## WHAT IS ASKED:
Output the entries word for word. Omit images.

## INPUT ROWS:
## start
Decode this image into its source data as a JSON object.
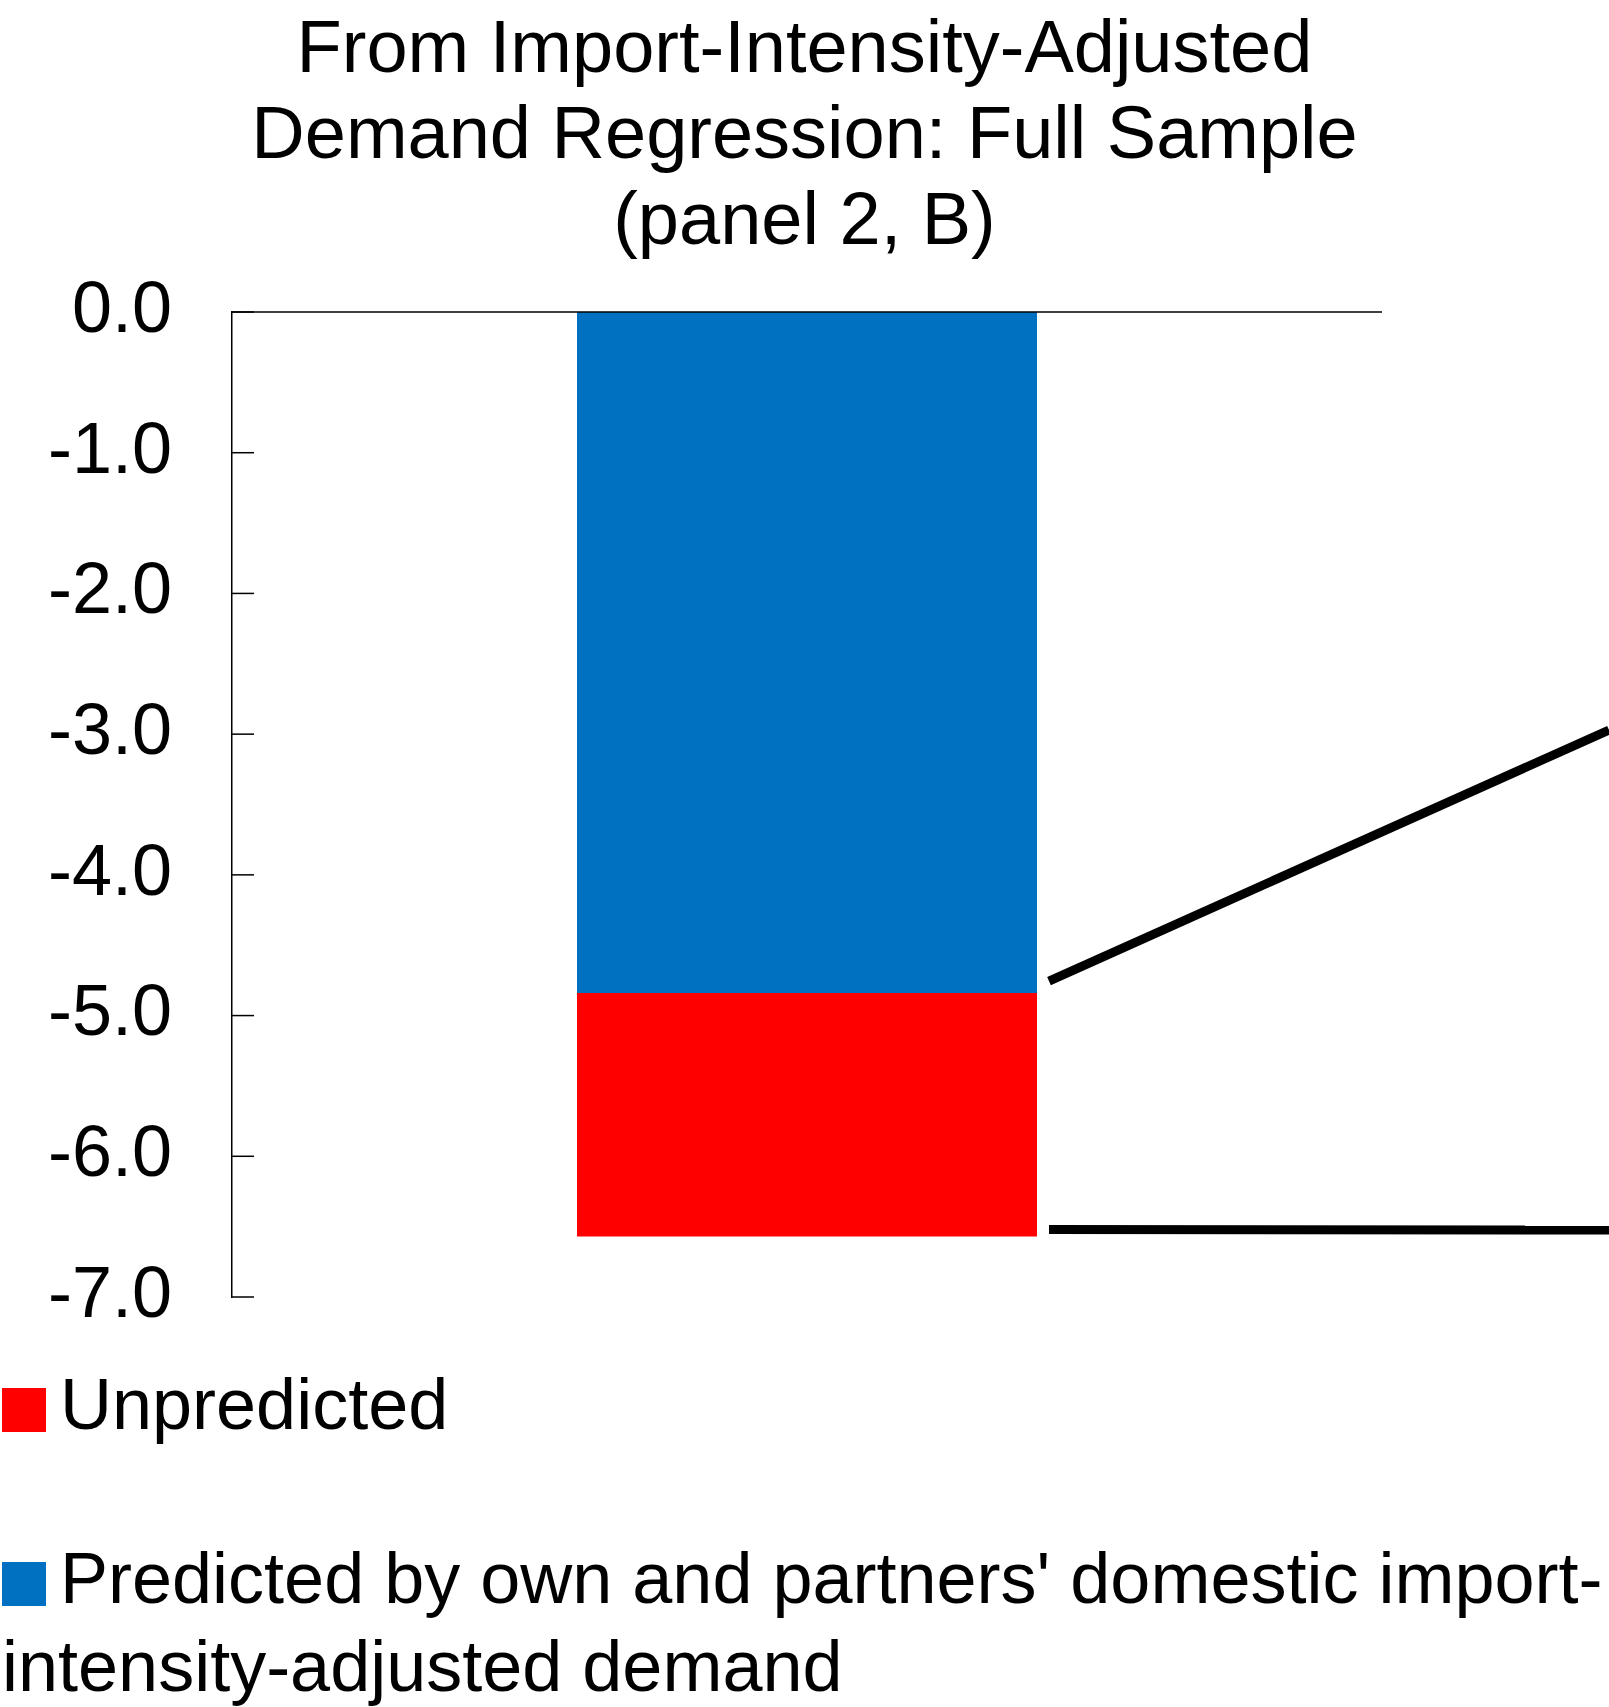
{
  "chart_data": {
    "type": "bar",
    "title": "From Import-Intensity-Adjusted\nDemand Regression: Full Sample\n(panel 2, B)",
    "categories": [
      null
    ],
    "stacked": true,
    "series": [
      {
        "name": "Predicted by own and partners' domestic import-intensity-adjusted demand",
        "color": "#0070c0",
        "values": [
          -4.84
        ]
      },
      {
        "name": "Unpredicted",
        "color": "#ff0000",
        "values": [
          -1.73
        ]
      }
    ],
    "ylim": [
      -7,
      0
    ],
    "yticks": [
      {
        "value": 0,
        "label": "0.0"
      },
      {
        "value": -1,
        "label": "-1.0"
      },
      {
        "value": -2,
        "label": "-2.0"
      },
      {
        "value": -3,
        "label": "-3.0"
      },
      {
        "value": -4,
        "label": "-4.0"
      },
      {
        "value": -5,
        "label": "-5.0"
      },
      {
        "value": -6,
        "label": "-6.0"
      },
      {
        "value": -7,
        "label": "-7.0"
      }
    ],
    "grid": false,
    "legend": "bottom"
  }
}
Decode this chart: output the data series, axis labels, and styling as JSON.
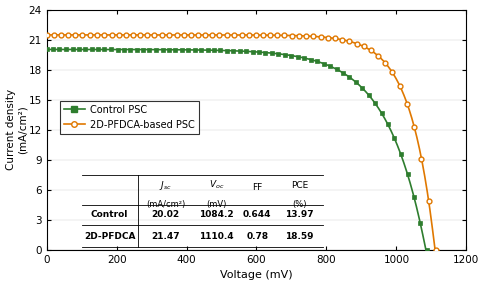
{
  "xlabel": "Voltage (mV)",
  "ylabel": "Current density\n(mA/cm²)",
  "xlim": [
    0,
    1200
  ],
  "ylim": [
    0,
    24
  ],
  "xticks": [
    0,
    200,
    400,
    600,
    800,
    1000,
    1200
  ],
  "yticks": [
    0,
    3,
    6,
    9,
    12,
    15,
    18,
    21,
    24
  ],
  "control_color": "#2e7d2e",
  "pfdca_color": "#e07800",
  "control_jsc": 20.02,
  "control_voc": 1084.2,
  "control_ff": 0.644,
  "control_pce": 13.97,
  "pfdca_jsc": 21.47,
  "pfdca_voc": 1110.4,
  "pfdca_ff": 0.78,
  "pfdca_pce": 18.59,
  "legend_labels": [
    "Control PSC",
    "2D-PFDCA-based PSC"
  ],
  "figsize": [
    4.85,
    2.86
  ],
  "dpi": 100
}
## end
## COMPLETED EXERCISE:
Decode this image into its source data as a JSON object.
{
  "chart_data": {
    "type": "bar",
    "title": "From Import-Intensity-Adjusted\nDemand Regression: Full Sample\n(panel 2, B)",
    "categories": [
      null
    ],
    "stacked": true,
    "series": [
      {
        "name": "Predicted by own and partners' domestic import-intensity-adjusted demand",
        "color": "#0070c0",
        "values": [
          -4.84
        ]
      },
      {
        "name": "Unpredicted",
        "color": "#ff0000",
        "values": [
          -1.73
        ]
      }
    ],
    "ylim": [
      -7,
      0
    ],
    "yticks": [
      {
        "value": 0,
        "label": "0.0"
      },
      {
        "value": -1,
        "label": "-1.0"
      },
      {
        "value": -2,
        "label": "-2.0"
      },
      {
        "value": -3,
        "label": "-3.0"
      },
      {
        "value": -4,
        "label": "-4.0"
      },
      {
        "value": -5,
        "label": "-5.0"
      },
      {
        "value": -6,
        "label": "-6.0"
      },
      {
        "value": -7,
        "label": "-7.0"
      }
    ],
    "grid": false,
    "legend": "bottom"
  }
}
Decode this chart: output the data series, axis labels, and styling as JSON.
{
  "xlabel": "Voltage (mV)",
  "ylabel": "Current density\n(mA/cm²)",
  "xlim": [
    0,
    1200
  ],
  "ylim": [
    0,
    24
  ],
  "xticks": [
    0,
    200,
    400,
    600,
    800,
    1000,
    1200
  ],
  "yticks": [
    0,
    3,
    6,
    9,
    12,
    15,
    18,
    21,
    24
  ],
  "control_color": "#2e7d2e",
  "pfdca_color": "#e07800",
  "control_jsc": 20.02,
  "control_voc": 1084.2,
  "control_ff": 0.644,
  "control_pce": 13.97,
  "pfdca_jsc": 21.47,
  "pfdca_voc": 1110.4,
  "pfdca_ff": 0.78,
  "pfdca_pce": 18.59,
  "legend_labels": [
    "Control PSC",
    "2D-PFDCA-based PSC"
  ],
  "figsize": [
    4.85,
    2.86
  ],
  "dpi": 100
}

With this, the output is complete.